Copy the data below word for word, from its first line down to and including the line that contains "smoothed-blob bbox=[606, 86, 634, 114]".

"""

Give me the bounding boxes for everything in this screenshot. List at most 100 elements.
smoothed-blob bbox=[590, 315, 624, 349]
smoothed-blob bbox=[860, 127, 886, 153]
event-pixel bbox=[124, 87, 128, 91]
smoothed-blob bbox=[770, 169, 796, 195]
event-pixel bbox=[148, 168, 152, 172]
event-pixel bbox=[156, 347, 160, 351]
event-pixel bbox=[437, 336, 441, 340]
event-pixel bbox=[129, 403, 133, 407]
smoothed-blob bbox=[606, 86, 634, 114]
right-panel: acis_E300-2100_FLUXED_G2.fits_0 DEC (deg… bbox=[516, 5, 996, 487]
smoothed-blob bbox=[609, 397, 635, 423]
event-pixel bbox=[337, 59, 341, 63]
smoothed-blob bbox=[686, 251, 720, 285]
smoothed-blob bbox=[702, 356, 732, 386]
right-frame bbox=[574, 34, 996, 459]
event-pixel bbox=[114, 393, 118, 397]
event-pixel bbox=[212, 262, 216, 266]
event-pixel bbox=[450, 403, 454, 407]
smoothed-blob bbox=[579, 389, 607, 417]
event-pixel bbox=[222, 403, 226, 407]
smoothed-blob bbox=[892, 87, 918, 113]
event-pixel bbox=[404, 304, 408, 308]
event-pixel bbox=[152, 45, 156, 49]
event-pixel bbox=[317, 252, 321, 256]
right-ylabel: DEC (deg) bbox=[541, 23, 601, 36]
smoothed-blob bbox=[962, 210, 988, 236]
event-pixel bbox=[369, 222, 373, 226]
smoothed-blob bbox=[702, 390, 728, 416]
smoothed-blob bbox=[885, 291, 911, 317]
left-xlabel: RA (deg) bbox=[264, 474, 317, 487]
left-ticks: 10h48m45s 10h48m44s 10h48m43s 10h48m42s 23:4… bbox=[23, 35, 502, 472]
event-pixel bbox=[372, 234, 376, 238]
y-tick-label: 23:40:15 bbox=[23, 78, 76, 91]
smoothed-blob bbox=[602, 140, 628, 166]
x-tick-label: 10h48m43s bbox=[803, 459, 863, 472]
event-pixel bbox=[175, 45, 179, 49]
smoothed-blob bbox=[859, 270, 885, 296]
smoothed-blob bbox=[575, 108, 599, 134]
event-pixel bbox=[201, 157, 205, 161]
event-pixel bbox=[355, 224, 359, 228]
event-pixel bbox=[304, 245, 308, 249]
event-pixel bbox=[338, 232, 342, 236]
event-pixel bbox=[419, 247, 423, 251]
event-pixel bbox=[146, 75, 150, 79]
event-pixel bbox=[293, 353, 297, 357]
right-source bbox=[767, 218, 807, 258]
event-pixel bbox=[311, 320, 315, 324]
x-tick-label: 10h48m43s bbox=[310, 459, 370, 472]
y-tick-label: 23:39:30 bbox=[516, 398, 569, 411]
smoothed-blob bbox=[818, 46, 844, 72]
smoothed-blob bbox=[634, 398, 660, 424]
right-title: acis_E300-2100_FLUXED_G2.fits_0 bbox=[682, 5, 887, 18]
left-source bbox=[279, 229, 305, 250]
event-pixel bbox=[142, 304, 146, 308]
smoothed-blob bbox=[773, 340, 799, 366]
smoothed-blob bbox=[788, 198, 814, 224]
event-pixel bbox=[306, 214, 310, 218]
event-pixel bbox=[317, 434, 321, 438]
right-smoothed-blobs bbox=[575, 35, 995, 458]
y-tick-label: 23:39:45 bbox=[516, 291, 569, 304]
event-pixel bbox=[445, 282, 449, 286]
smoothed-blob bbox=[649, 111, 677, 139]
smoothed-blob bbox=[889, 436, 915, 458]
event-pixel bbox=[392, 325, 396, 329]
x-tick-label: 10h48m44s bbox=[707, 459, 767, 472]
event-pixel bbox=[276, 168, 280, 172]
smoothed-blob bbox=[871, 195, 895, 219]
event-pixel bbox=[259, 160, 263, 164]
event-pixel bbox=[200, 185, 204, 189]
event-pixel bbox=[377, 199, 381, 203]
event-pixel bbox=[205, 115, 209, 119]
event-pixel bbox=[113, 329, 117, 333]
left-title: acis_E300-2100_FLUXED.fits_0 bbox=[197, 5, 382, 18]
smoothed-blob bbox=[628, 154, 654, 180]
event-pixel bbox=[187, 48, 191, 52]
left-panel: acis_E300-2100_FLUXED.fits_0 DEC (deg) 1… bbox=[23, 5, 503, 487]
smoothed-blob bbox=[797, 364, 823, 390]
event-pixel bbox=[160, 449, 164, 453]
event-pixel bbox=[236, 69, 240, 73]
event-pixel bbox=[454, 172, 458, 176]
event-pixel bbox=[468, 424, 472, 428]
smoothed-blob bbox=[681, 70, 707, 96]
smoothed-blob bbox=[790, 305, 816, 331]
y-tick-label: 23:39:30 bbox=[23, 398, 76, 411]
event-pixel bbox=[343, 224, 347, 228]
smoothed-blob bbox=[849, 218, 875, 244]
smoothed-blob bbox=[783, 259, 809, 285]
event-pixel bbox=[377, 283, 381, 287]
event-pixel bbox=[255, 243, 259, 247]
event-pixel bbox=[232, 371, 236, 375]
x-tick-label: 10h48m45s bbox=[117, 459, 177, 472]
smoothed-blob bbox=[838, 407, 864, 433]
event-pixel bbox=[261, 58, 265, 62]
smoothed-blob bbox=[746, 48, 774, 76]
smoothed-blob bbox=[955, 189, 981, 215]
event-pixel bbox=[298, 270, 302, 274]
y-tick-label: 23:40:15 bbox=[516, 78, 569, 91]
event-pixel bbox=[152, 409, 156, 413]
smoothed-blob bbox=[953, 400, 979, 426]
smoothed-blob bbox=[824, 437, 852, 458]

"""

The output ->
Give me the bounding boxes for everything in this screenshot. List at most 100 elements.
smoothed-blob bbox=[590, 315, 624, 349]
smoothed-blob bbox=[860, 127, 886, 153]
event-pixel bbox=[124, 87, 128, 91]
smoothed-blob bbox=[770, 169, 796, 195]
event-pixel bbox=[148, 168, 152, 172]
event-pixel bbox=[156, 347, 160, 351]
event-pixel bbox=[437, 336, 441, 340]
event-pixel bbox=[129, 403, 133, 407]
smoothed-blob bbox=[606, 86, 634, 114]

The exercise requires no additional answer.